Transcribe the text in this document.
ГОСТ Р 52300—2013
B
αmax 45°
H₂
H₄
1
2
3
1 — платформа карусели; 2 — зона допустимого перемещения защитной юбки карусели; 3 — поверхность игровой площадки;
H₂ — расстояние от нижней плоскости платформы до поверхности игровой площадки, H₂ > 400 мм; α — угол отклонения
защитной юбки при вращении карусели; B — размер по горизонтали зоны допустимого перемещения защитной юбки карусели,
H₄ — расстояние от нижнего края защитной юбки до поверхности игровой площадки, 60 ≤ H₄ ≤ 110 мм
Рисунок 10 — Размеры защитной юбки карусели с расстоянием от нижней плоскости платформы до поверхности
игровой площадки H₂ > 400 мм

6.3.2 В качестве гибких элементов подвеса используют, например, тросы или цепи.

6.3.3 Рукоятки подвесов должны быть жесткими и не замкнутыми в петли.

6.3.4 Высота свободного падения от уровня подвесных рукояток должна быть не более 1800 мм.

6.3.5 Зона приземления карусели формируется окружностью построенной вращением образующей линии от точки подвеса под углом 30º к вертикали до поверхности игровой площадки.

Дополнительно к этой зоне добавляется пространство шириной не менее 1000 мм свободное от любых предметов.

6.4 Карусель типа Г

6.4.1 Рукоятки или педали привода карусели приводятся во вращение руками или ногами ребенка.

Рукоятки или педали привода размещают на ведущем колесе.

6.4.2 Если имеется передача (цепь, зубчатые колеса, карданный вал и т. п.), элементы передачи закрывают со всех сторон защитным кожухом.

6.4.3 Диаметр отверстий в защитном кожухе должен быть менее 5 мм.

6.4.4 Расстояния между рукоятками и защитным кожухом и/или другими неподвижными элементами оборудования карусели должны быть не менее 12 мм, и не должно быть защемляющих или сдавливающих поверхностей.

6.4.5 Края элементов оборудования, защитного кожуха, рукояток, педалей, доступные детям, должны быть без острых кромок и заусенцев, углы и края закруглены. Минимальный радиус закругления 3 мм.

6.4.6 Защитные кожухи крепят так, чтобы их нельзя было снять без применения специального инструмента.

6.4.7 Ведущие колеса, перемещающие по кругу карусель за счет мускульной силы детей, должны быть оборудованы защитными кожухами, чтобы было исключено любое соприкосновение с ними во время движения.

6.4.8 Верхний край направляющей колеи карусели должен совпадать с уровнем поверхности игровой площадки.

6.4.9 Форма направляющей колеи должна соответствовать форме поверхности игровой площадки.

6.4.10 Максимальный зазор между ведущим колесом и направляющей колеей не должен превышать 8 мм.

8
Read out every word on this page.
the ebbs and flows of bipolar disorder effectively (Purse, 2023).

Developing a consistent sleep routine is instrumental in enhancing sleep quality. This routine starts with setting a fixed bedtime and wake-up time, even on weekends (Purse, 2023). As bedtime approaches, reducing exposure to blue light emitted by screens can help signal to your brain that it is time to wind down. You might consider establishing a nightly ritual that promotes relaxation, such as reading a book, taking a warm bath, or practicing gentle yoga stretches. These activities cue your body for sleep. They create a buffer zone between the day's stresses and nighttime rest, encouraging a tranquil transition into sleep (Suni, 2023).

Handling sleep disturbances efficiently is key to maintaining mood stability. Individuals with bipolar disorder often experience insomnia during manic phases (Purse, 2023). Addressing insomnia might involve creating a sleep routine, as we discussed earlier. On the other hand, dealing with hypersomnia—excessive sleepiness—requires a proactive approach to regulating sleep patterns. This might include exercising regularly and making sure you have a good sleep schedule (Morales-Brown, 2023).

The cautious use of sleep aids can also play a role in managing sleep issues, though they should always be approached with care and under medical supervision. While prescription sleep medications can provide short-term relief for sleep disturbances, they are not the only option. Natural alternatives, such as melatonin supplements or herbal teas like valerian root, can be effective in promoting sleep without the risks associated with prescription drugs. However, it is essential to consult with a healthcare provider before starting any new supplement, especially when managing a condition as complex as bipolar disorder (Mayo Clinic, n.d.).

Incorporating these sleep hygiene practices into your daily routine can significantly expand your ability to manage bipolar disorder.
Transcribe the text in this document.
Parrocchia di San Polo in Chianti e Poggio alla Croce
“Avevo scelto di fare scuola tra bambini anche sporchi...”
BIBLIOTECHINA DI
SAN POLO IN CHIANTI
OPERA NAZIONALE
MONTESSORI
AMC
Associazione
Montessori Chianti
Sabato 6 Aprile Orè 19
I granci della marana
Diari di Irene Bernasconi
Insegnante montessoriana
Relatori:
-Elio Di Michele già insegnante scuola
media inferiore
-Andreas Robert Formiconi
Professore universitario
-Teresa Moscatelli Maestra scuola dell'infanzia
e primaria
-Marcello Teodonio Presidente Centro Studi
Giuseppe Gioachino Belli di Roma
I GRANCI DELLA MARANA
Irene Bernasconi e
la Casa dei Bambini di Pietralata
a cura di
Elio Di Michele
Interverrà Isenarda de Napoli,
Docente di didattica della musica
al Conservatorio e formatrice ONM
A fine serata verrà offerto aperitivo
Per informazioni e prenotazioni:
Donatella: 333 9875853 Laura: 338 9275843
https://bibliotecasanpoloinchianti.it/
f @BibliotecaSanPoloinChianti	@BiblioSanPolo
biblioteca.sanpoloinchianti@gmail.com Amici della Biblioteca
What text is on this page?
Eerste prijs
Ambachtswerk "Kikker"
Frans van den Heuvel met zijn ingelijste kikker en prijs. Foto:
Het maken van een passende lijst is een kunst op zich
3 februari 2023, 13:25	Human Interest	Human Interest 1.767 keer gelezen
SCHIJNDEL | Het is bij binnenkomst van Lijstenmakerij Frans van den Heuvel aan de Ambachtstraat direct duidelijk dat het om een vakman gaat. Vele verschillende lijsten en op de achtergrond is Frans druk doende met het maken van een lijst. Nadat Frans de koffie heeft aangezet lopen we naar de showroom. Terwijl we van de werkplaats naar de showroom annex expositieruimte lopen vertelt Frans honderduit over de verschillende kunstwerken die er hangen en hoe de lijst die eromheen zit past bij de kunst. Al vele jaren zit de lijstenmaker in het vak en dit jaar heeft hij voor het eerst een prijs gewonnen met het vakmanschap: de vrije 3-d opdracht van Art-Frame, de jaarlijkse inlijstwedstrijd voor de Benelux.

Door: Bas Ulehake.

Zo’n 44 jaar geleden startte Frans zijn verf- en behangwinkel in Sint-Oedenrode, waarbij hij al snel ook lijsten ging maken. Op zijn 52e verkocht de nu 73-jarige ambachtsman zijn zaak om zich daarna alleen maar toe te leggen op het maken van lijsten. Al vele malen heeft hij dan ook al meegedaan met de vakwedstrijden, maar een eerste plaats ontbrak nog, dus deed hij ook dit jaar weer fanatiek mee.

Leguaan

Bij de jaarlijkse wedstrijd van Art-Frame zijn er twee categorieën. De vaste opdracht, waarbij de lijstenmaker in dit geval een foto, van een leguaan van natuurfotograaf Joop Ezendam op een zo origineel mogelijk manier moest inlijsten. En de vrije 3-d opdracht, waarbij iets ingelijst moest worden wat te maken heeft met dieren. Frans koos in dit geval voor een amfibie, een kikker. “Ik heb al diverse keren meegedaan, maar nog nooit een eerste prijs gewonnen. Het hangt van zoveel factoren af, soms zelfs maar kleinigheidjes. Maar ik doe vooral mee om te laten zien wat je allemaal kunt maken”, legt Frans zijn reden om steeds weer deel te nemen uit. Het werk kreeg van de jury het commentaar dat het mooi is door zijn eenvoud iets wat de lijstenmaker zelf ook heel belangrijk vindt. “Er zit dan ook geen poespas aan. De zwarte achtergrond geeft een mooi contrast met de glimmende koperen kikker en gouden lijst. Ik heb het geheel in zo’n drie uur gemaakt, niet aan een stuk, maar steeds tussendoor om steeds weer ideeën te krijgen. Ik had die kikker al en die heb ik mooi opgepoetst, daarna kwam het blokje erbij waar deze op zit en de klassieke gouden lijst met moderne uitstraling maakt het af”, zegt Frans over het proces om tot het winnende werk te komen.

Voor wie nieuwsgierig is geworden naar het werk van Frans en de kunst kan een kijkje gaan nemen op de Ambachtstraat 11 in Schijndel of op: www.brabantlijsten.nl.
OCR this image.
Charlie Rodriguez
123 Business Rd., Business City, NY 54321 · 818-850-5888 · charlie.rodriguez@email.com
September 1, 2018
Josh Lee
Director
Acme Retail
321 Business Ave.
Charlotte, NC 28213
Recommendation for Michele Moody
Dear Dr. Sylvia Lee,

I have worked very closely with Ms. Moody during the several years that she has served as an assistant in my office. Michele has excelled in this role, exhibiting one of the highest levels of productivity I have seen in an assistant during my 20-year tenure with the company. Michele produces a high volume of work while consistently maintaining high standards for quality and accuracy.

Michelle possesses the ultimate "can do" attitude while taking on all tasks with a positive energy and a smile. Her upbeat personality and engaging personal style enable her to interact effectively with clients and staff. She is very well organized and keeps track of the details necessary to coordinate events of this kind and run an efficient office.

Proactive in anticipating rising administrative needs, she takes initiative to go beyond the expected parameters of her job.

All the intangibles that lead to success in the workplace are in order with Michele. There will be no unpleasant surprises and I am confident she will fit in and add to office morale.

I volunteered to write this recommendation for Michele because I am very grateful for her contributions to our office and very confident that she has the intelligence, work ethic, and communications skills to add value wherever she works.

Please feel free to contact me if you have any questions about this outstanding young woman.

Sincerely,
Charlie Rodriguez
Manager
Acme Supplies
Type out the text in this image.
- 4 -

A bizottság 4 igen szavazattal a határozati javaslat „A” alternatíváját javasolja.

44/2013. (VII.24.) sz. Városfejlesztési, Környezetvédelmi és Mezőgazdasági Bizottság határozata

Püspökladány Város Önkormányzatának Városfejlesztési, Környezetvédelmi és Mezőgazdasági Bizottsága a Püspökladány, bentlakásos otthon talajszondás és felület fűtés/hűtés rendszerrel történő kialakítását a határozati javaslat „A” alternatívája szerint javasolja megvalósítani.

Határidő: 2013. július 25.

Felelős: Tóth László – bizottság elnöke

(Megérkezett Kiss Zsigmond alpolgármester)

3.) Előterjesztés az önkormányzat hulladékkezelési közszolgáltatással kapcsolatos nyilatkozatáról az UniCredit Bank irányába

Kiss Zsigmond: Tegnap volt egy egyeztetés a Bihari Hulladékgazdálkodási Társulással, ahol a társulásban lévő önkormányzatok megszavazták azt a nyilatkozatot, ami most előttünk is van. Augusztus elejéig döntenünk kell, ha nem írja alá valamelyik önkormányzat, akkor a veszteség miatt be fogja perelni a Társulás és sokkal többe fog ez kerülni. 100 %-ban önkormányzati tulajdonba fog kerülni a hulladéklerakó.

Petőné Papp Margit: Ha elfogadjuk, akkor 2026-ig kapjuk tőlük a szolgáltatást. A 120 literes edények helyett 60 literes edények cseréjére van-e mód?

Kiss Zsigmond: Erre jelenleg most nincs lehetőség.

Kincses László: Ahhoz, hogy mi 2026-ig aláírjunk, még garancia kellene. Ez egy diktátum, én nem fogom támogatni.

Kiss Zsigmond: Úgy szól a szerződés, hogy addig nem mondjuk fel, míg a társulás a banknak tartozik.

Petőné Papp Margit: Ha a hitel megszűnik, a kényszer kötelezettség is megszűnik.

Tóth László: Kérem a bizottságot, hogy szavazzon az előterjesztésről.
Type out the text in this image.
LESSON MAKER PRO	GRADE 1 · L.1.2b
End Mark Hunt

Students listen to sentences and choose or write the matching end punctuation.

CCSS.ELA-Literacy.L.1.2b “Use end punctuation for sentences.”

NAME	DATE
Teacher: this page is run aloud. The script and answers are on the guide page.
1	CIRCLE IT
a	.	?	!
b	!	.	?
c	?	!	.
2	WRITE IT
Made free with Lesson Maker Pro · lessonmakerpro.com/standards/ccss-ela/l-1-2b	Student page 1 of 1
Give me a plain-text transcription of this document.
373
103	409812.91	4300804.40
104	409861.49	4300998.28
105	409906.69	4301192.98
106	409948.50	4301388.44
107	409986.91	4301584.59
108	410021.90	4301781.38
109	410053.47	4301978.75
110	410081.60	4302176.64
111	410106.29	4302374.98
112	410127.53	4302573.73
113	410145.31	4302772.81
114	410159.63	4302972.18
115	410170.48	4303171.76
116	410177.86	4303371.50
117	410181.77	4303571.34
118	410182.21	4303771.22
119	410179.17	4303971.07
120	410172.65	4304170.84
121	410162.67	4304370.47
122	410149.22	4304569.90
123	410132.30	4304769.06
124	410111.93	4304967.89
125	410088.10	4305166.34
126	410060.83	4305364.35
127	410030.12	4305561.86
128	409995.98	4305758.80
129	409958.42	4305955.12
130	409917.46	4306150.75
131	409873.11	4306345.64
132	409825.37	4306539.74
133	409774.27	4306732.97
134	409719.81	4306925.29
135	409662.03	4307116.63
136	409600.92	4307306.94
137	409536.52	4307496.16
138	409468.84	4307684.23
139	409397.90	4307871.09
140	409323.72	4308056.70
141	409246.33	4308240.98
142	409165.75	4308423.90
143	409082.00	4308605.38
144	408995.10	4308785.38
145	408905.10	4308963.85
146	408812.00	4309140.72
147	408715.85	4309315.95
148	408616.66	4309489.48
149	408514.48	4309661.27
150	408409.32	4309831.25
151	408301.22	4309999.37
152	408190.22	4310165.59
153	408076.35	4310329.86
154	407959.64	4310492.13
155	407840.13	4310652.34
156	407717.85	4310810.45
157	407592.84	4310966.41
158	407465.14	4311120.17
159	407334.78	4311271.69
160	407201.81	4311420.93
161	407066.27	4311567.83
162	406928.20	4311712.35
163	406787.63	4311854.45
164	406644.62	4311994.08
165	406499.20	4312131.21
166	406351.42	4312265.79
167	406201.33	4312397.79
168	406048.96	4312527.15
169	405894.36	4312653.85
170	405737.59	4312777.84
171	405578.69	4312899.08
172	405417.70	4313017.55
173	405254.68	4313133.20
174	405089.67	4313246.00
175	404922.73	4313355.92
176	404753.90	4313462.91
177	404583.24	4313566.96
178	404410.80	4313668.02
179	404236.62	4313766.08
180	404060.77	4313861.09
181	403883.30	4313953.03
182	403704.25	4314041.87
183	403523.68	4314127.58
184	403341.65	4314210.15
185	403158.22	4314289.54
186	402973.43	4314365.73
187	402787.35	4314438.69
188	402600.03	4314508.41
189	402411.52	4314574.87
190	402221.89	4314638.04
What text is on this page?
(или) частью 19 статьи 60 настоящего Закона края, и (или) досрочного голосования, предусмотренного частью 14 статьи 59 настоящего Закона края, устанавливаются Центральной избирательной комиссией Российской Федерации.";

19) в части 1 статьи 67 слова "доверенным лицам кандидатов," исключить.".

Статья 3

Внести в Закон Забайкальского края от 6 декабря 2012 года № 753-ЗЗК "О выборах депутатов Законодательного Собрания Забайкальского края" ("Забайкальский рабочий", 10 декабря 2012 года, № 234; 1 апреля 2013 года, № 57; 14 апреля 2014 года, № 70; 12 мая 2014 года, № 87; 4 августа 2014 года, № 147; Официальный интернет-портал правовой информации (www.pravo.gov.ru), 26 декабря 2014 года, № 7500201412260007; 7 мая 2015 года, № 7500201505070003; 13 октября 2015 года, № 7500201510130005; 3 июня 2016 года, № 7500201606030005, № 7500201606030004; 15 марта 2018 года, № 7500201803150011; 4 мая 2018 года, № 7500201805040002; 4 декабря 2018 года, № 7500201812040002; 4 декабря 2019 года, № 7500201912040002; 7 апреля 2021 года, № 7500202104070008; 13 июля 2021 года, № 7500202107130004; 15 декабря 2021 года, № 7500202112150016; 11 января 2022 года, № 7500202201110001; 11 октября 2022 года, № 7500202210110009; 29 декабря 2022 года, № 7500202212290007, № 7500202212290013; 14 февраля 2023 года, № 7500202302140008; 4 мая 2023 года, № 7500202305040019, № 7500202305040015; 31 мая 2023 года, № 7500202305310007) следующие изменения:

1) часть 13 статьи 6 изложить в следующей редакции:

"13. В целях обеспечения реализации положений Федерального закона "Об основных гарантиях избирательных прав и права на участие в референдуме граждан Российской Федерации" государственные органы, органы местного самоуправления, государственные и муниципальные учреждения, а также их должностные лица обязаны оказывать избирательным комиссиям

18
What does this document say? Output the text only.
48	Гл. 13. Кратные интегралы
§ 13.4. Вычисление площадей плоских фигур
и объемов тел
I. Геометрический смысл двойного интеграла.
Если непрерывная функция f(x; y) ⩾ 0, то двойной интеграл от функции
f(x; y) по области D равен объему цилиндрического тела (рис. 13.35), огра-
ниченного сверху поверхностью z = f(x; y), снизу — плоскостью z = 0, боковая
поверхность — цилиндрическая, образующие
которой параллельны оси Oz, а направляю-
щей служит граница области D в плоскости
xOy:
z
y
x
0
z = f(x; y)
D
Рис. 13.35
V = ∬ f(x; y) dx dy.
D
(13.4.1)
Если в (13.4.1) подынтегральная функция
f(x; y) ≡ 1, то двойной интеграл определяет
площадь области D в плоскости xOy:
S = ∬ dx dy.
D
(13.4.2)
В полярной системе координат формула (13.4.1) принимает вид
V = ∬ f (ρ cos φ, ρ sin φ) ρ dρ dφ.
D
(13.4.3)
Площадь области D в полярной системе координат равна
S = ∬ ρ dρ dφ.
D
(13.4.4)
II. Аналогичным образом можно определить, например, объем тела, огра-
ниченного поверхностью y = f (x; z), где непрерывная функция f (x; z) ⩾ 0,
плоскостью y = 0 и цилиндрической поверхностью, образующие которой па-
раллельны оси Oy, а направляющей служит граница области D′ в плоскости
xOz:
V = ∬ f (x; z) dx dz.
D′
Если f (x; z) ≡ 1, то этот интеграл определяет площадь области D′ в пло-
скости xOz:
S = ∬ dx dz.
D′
# # #
- [Requirement]: From the data above, pick out each line containing "Városfejlesztési" and copy it.

- [The output]:
44/2013. (VII.24.) sz. Városfejlesztési, Környezetvédelmi és Mezőgazdasági Bizottság határozata
Püspökladány Város Önkormányzatának Városfejlesztési, Környezetvédelmi és Mezőgazdasági Bizottsága a Püspökladány, bentlakásos otthon talajszondás és felület fűtés/hűtés rendszerrel történő kialakítását a határozati javaslat „A” alternatívája szerint javasolja megvalósítani.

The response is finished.